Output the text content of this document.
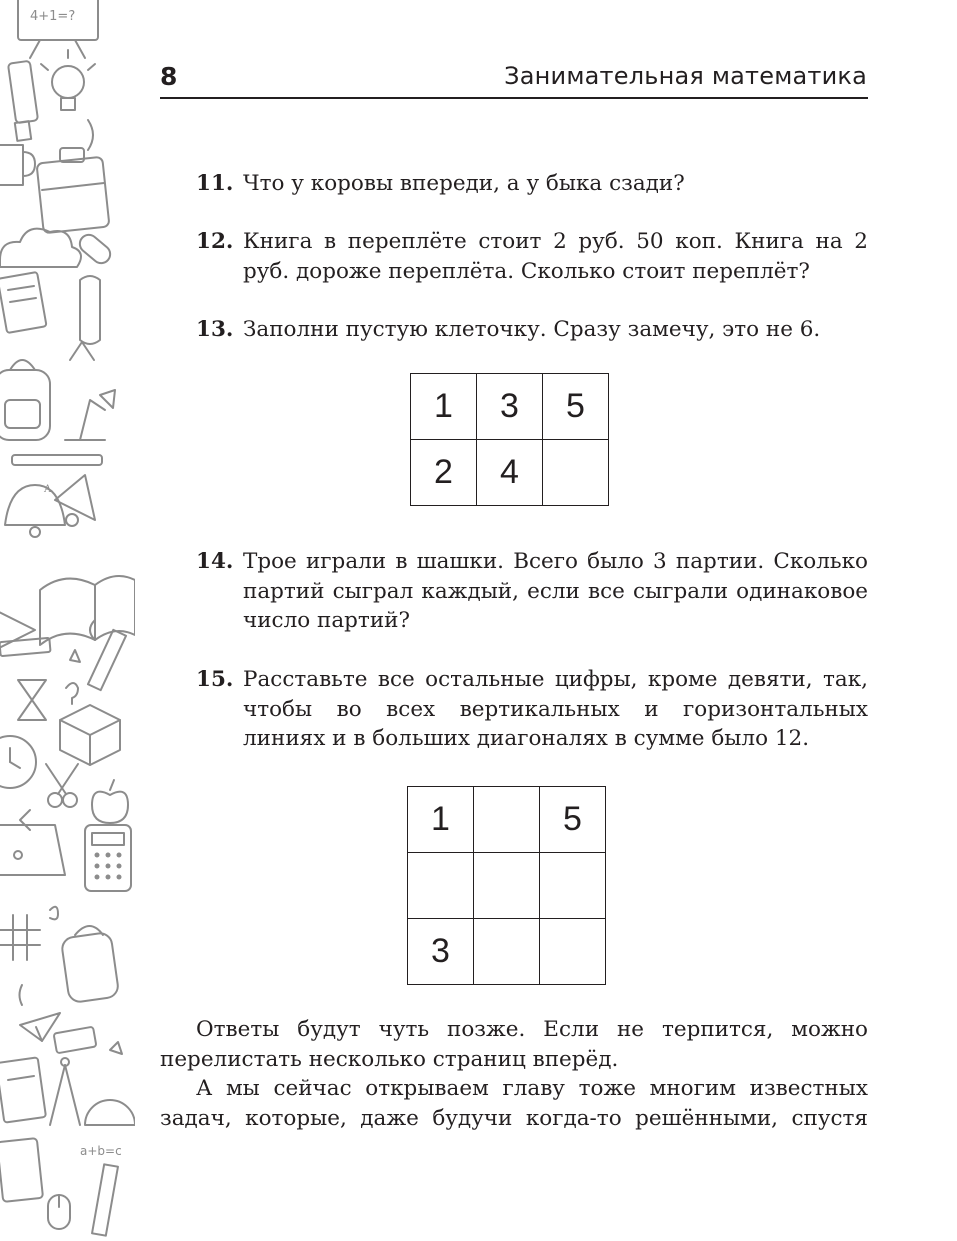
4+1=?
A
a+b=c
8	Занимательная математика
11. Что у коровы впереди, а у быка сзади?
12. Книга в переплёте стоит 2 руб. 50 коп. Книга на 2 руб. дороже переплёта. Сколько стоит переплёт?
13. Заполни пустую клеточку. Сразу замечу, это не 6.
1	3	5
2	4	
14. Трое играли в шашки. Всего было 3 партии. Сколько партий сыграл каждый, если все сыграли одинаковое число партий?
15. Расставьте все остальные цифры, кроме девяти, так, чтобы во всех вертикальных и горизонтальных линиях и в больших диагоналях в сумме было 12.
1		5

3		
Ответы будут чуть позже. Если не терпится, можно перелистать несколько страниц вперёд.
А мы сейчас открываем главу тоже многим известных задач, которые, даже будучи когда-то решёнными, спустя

----------------------------------------

» Task
Repeat the data exactly in full, omitting its pictures.

» The solution
Output the text content of this document.
4+1=?
A
a+b=c
8	Занимательная математика
11. Что у коровы впереди, а у быка сзади?
12. Книга в переплёте стоит 2 руб. 50 коп. Книга на 2 руб. дороже переплёта. Сколько стоит переплёт?
13. Заполни пустую клеточку. Сразу замечу, это не 6.
1	3	5
2	4	
14. Трое играли в шашки. Всего было 3 партии. Сколько партий сыграл каждый, если все сыграли одинаковое число партий?
15. Расставьте все остальные цифры, кроме девяти, так, чтобы во всех вертикальных и горизонтальных линиях и в больших диагоналях в сумме было 12.
1		5

3		
Ответы будут чуть позже. Если не терпится, можно перелистать несколько страниц вперёд.
А мы сейчас открываем главу тоже многим известных задач, которые, даже будучи когда-то решёнными, спустя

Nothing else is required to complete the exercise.